*REQUIRED WORK*:
Check each line of the material below for "index", then copy the ones that contain it.

*DATA SECTION*:
══════
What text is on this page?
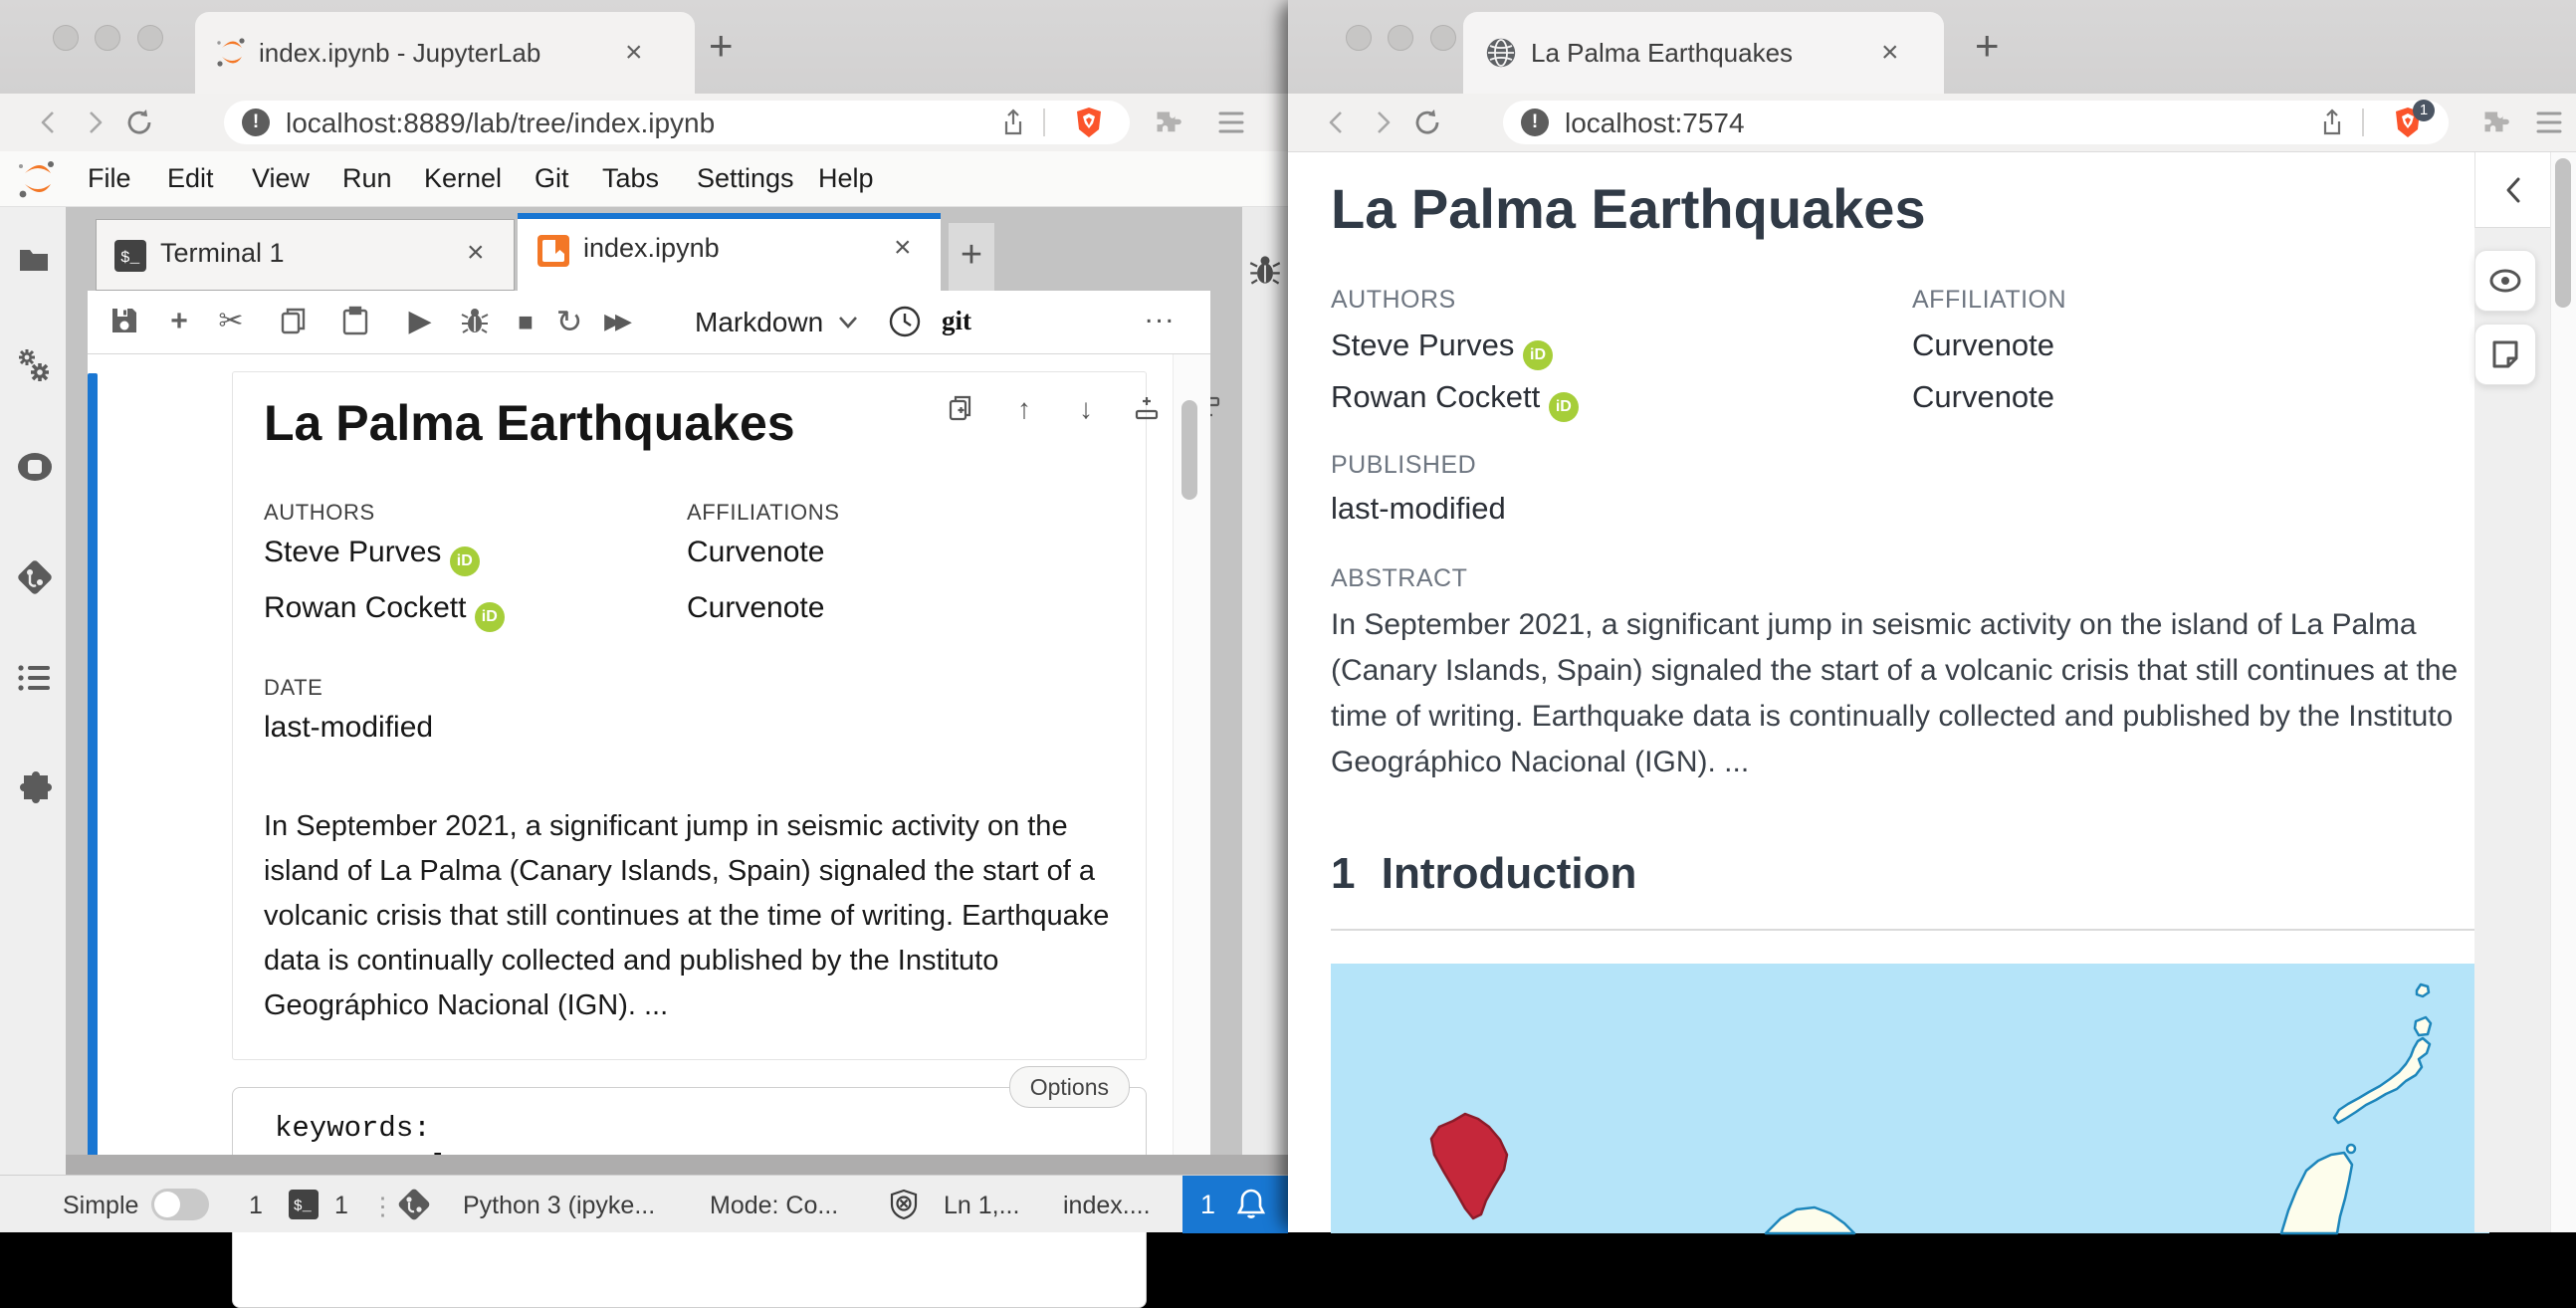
index.ipynb - JupyterLab	× +
! localhost:8889/lab/tree/index.ipynb
File Edit View Run Kernel Git Tabs Settings Help
$_ Terminal 1	×	index.ipynb	×	+
+ ✂	▶	■ ↻ ▶▶ Markdown	git	...
↑ ↓
La Palma Earthquakes
AUTHORS	AFFILIATIONS
Steve Purves iD	Curvenote
Rowan Cockett iD	Curvenote
DATE
last-modified
In September 2021, a significant jump in seismic activity on the island of La Palma (Canary Islands, Spain) signaled the start of a volcanic crisis that still continues at the time of writing. Earthquake data is continually collected and published by the Instituto Geográphico Nacional (IGN). ...
Options
keywords:
Simple	1 $_ 1 ⋮	Python 3 (ipyke... Mode: Co...	Ln 1,... index.... 1
La Palma Earthquakes	× +
! localhost:7574	1
La Palma Earthquakes
AUTHORS	AFFILIATION
Steve Purves iD	Curvenote
Rowan Cockett iD	Curvenote
PUBLISHED
last-modified
ABSTRACT
In September 2021, a significant jump in seismic activity on the island of La Palma (Canary Islands, Spain) signaled the start of a volcanic crisis that still continues at the time of writing. Earthquake data is continually collected and published by the Instituto Geográphico Nacional (IGN). ...
1 Introduction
══════
*RIGHT ANSWER*:
index.ipynb - JupyterLab	× +
! localhost:8889/lab/tree/index.ipynb
$_ Terminal 1	×	index.ipynb	×	+
Simple	1 $_ 1 ⋮	Python 3 (ipyke... Mode: Co...	Ln 1,... index.... 1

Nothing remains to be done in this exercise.